* [Provided material]
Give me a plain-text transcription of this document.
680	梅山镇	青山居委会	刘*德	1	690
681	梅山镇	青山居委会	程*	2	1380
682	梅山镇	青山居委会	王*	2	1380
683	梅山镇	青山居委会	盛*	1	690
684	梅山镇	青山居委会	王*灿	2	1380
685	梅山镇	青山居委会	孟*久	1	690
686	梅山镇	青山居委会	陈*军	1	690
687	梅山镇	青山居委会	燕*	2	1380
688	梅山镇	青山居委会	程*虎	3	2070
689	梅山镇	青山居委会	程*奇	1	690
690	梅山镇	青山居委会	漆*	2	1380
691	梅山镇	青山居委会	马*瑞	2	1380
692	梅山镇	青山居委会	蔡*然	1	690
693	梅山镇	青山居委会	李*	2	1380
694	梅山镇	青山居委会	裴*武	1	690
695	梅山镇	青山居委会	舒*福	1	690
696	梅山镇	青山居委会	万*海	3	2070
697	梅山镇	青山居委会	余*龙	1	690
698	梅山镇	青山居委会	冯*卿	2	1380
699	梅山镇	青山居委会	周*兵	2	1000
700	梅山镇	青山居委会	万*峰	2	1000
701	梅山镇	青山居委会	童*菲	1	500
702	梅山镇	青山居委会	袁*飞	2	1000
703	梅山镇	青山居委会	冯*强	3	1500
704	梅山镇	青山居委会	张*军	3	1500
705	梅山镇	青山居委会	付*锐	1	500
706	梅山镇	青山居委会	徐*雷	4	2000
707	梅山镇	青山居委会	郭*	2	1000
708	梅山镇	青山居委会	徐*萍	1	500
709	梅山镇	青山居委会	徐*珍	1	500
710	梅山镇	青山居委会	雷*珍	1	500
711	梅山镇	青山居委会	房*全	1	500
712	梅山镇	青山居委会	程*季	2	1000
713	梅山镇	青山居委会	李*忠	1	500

* [Work required]
Set all of the entries down again, exactly as they were given.

* [Complete output]
Give me a plain-text transcription of this document.
680	梅山镇	青山居委会	刘*德	1	690
681	梅山镇	青山居委会	程*	2	1380
682	梅山镇	青山居委会	王*	2	1380
683	梅山镇	青山居委会	盛*	1	690
684	梅山镇	青山居委会	王*灿	2	1380
685	梅山镇	青山居委会	孟*久	1	690
686	梅山镇	青山居委会	陈*军	1	690
687	梅山镇	青山居委会	燕*	2	1380
688	梅山镇	青山居委会	程*虎	3	2070
689	梅山镇	青山居委会	程*奇	1	690
690	梅山镇	青山居委会	漆*	2	1380
691	梅山镇	青山居委会	马*瑞	2	1380
692	梅山镇	青山居委会	蔡*然	1	690
693	梅山镇	青山居委会	李*	2	1380
694	梅山镇	青山居委会	裴*武	1	690
695	梅山镇	青山居委会	舒*福	1	690
696	梅山镇	青山居委会	万*海	3	2070
697	梅山镇	青山居委会	余*龙	1	690
698	梅山镇	青山居委会	冯*卿	2	1380
699	梅山镇	青山居委会	周*兵	2	1000
700	梅山镇	青山居委会	万*峰	2	1000
701	梅山镇	青山居委会	童*菲	1	500
702	梅山镇	青山居委会	袁*飞	2	1000
703	梅山镇	青山居委会	冯*强	3	1500
704	梅山镇	青山居委会	张*军	3	1500
705	梅山镇	青山居委会	付*锐	1	500
706	梅山镇	青山居委会	徐*雷	4	2000
707	梅山镇	青山居委会	郭*	2	1000
708	梅山镇	青山居委会	徐*萍	1	500
709	梅山镇	青山居委会	徐*珍	1	500
710	梅山镇	青山居委会	雷*珍	1	500
711	梅山镇	青山居委会	房*全	1	500
712	梅山镇	青山居委会	程*季	2	1000
713	梅山镇	青山居委会	李*忠	1	500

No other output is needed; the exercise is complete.